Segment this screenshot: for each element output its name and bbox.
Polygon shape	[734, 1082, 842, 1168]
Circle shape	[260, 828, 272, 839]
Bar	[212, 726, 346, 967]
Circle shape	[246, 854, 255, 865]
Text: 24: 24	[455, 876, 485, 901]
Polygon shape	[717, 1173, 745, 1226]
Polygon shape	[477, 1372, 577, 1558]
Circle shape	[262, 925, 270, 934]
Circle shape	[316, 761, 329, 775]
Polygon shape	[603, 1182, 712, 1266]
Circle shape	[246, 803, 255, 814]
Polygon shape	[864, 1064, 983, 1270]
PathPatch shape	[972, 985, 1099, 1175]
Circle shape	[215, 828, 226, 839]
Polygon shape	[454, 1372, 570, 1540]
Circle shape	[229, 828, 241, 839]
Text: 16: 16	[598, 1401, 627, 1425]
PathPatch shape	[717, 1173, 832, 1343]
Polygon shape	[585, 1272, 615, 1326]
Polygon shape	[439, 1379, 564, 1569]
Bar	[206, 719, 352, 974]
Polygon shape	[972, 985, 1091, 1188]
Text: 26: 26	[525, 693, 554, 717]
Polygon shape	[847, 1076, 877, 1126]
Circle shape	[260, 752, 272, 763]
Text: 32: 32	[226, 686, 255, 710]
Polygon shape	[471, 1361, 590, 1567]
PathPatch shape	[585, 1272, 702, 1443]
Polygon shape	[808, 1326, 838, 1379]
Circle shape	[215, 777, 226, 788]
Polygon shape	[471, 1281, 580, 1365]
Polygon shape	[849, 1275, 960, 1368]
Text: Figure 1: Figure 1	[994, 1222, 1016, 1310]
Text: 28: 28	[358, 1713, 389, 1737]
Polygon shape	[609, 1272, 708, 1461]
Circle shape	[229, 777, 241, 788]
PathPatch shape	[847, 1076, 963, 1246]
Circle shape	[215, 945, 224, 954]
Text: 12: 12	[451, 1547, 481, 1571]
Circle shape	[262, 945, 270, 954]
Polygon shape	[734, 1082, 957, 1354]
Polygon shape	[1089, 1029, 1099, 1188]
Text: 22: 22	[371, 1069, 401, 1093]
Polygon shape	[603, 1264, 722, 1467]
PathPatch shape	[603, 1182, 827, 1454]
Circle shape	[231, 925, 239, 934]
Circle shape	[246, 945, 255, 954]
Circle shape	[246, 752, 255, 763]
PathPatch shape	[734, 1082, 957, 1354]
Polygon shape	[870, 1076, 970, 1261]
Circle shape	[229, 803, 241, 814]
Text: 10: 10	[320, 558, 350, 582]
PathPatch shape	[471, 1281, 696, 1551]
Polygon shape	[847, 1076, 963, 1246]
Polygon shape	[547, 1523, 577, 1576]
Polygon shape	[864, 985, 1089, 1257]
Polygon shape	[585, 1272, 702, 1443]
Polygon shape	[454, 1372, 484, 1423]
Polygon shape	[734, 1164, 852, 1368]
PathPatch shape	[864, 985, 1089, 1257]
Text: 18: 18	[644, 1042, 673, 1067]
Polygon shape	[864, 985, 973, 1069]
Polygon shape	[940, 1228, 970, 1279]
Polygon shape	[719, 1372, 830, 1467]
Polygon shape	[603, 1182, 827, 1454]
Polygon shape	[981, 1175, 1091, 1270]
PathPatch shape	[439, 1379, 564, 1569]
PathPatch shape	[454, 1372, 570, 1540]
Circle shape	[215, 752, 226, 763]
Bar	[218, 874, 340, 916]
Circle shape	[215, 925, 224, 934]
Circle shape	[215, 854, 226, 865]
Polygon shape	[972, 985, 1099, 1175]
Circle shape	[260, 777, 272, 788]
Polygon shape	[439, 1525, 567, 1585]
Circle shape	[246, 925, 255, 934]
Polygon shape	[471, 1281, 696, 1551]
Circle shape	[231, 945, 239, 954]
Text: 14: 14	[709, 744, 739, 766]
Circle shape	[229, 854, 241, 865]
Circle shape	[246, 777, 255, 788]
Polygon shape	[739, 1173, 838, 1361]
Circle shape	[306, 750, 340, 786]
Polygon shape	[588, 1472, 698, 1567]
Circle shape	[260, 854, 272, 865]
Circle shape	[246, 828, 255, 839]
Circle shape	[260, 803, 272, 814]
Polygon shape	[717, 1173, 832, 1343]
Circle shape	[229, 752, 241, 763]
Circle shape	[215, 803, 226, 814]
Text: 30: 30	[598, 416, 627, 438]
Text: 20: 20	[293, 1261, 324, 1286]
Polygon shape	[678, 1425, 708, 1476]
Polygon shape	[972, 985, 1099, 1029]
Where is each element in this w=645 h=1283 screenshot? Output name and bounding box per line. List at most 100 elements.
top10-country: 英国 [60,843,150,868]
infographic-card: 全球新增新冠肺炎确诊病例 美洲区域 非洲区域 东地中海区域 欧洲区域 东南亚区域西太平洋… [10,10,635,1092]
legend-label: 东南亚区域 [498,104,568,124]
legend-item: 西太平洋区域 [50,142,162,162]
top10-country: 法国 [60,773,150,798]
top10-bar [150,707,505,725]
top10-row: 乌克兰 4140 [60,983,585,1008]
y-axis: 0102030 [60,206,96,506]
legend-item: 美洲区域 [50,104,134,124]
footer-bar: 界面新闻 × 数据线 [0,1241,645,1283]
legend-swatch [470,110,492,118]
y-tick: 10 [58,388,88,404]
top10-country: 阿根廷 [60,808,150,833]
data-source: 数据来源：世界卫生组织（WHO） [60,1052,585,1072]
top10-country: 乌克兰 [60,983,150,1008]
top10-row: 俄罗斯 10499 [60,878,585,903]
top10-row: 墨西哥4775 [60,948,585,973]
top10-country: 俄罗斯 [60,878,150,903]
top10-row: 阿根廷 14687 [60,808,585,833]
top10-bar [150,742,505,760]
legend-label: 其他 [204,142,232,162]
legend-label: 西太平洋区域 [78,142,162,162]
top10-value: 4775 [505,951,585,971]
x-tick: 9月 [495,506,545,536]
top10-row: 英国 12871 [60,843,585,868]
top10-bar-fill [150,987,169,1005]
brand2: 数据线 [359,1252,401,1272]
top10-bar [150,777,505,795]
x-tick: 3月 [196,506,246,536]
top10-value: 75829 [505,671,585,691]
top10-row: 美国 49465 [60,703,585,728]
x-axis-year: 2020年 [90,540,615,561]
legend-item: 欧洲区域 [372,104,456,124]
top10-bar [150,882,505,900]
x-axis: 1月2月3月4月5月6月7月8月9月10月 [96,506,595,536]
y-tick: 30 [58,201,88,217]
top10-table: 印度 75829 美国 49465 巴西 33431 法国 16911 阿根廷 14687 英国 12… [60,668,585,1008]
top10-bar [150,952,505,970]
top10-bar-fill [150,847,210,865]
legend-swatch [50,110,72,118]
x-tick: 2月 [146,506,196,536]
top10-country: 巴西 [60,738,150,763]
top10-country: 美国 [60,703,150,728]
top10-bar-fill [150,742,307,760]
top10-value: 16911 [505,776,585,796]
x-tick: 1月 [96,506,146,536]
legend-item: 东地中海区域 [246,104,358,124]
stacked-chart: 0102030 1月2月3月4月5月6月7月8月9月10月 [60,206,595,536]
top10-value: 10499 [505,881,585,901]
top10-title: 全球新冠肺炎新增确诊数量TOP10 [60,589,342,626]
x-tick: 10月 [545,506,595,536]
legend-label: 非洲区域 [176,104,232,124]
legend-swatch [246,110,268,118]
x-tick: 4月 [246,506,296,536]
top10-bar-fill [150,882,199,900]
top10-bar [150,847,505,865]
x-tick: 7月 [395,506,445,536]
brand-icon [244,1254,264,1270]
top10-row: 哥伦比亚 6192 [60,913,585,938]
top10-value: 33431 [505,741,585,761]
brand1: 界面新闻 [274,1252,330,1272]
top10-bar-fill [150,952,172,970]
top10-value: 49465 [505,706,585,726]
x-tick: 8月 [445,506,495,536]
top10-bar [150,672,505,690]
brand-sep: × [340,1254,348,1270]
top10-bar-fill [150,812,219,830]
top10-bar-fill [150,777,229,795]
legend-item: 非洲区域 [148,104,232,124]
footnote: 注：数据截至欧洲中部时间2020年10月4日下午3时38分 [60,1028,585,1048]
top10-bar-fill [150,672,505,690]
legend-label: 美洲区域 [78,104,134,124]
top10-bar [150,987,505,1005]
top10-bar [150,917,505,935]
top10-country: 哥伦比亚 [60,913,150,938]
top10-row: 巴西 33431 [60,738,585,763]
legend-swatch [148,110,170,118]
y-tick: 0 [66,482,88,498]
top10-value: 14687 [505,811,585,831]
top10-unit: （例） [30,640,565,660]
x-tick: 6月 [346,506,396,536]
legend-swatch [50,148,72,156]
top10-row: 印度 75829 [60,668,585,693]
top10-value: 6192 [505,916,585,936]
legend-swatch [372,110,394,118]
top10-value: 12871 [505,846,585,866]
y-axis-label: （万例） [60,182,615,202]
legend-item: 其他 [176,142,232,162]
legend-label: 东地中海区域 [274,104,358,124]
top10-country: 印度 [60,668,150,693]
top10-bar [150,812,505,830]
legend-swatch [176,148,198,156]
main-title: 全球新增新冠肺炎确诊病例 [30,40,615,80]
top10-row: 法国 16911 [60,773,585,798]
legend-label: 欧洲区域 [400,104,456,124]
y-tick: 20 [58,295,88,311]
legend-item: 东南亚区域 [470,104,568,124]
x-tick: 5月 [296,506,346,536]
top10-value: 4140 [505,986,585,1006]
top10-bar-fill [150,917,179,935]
-=-=-=-=-
WHAT YOU HAVE TO DO
Arrange everything from the first of the rows above down to the line containing "828, 226, 839]" as a JSON list of strings, one string per line, leaving out any blank lines.

OUTPUT FOR THIS EXERCISE
[
  "Segment this screenshot: for each element output its name and bbox.",
  "Polygon shape\t[734, 1082, 842, 1168]",
  "Circle shape\t[260, 828, 272, 839]",
  "Bar\t[212, 726, 346, 967]",
  "Circle shape\t[246, 854, 255, 865]",
  "Text: 24: 24\t[455, 876, 485, 901]",
  "Polygon shape\t[717, 1173, 745, 1226]",
  "Polygon shape\t[477, 1372, 577, 1558]",
  "Circle shape\t[262, 925, 270, 934]",
  "Circle shape\t[316, 761, 329, 775]",
  "Polygon shape\t[603, 1182, 712, 1266]",
  "Circle shape\t[246, 803, 255, 814]",
  "Polygon shape\t[864, 1064, 983, 1270]",
  "PathPatch shape\t[972, 985, 1099, 1175]",
  "Circle shape\t[215, 828, 226, 839]"
]